● Exercise objective
Without altering anything, output the material below.

● Information supplied
+--
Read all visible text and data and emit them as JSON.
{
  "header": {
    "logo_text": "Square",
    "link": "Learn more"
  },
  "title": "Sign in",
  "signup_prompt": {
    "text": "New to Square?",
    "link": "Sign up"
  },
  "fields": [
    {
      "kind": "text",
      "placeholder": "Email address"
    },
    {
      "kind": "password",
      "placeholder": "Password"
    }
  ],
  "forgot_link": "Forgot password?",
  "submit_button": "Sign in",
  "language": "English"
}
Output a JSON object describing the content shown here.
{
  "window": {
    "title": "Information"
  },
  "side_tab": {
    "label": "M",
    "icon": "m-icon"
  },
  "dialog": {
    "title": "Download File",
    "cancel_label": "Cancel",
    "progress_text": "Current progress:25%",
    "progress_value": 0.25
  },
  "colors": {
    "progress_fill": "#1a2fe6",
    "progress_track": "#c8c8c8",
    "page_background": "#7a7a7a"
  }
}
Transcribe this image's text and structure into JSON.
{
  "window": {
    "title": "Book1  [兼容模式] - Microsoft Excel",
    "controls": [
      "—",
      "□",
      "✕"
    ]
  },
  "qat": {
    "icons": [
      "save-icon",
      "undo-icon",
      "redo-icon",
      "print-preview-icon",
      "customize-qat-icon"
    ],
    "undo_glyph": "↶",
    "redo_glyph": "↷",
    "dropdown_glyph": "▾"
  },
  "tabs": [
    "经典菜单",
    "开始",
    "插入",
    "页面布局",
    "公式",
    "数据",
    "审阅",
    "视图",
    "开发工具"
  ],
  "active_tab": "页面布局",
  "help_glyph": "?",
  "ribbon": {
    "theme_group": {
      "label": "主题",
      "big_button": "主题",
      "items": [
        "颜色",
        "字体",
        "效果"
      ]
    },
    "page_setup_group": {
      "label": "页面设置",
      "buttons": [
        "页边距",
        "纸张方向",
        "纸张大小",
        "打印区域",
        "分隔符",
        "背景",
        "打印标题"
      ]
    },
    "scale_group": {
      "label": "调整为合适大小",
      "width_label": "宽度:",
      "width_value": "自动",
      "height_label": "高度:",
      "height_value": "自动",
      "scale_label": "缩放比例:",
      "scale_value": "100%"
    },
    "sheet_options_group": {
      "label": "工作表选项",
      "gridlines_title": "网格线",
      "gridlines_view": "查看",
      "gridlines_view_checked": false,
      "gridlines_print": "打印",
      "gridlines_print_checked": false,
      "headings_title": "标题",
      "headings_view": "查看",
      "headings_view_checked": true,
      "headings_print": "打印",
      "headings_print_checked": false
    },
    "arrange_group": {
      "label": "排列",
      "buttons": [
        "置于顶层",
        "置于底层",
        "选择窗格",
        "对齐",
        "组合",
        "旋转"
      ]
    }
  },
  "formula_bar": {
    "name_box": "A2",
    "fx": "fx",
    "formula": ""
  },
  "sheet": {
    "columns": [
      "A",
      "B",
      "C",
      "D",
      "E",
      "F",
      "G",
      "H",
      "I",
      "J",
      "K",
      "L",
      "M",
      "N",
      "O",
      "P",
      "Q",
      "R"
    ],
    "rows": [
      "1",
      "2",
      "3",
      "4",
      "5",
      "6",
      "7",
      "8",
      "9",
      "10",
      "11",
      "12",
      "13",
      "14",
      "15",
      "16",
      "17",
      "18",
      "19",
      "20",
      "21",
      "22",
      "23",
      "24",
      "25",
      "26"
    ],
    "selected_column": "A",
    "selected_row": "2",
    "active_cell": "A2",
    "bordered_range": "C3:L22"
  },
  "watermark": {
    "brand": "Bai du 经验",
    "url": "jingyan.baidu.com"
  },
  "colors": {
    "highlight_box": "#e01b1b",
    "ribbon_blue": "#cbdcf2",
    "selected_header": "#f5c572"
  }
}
+--
● Task solution
Read all visible text and data and emit them as JSON.
{
  "header": {
    "logo_text": "Square",
    "link": "Learn more"
  },
  "title": "Sign in",
  "signup_prompt": {
    "text": "New to Square?",
    "link": "Sign up"
  },
  "fields": [
    {
      "kind": "text",
      "placeholder": "Email address"
    },
    {
      "kind": "password",
      "placeholder": "Password"
    }
  ],
  "forgot_link": "Forgot password?",
  "submit_button": "Sign in",
  "language": "English"
}
Output a JSON object describing the content shown here.
{
  "window": {
    "title": "Information"
  },
  "side_tab": {
    "label": "M",
    "icon": "m-icon"
  },
  "dialog": {
    "title": "Download File",
    "cancel_label": "Cancel",
    "progress_text": "Current progress:25%",
    "progress_value": 0.25
  },
  "colors": {
    "progress_fill": "#1a2fe6",
    "progress_track": "#c8c8c8",
    "page_background": "#7a7a7a"
  }
}
Transcribe this image's text and structure into JSON.
{
  "window": {
    "title": "Book1  [兼容模式] - Microsoft Excel",
    "controls": [
      "—",
      "□",
      "✕"
    ]
  },
  "qat": {
    "icons": [
      "save-icon",
      "undo-icon",
      "redo-icon",
      "print-preview-icon",
      "customize-qat-icon"
    ],
    "undo_glyph": "↶",
    "redo_glyph": "↷",
    "dropdown_glyph": "▾"
  },
  "tabs": [
    "经典菜单",
    "开始",
    "插入",
    "页面布局",
    "公式",
    "数据",
    "审阅",
    "视图",
    "开发工具"
  ],
  "active_tab": "页面布局",
  "help_glyph": "?",
  "ribbon": {
    "theme_group": {
      "label": "主题",
      "big_button": "主题",
      "items": [
        "颜色",
        "字体",
        "效果"
      ]
    },
    "page_setup_group": {
      "label": "页面设置",
      "buttons": [
        "页边距",
        "纸张方向",
        "纸张大小",
        "打印区域",
        "分隔符",
        "背景",
        "打印标题"
      ]
    },
    "scale_group": {
      "label": "调整为合适大小",
      "width_label": "宽度:",
      "width_value": "自动",
      "height_label": "高度:",
      "height_value": "自动",
      "scale_label": "缩放比例:",
      "scale_value": "100%"
    },
    "sheet_options_group": {
      "label": "工作表选项",
      "gridlines_title": "网格线",
      "gridlines_view": "查看",
      "gridlines_view_checked": false,
      "gridlines_print": "打印",
      "gridlines_print_checked": false,
      "headings_title": "标题",
      "headings_view": "查看",
      "headings_view_checked": true,
      "headings_print": "打印",
      "headings_print_checked": false
    },
    "arrange_group": {
      "label": "排列",
      "buttons": [
        "置于顶层",
        "置于底层",
        "选择窗格",
        "对齐",
        "组合",
        "旋转"
      ]
    }
  },
  "formula_bar": {
    "name_box": "A2",
    "fx": "fx",
    "formula": ""
  },
  "sheet": {
    "columns": [
      "A",
      "B",
      "C",
      "D",
      "E",
      "F",
      "G",
      "H",
      "I",
      "J",
      "K",
      "L",
      "M",
      "N",
      "O",
      "P",
      "Q",
      "R"
    ],
    "rows": [
      "1",
      "2",
      "3",
      "4",
      "5",
      "6",
      "7",
      "8",
      "9",
      "10",
      "11",
      "12",
      "13",
      "14",
      "15",
      "16",
      "17",
      "18",
      "19",
      "20",
      "21",
      "22",
      "23",
      "24",
      "25",
      "26"
    ],
    "selected_column": "A",
    "selected_row": "2",
    "active_cell": "A2",
    "bordered_range": "C3:L22"
  },
  "watermark": {
    "brand": "Bai du 经验",
    "url": "jingyan.baidu.com"
  },
  "colors": {
    "highlight_box": "#e01b1b",
    "ribbon_blue": "#cbdcf2",
    "selected_header": "#f5c572"
  }
}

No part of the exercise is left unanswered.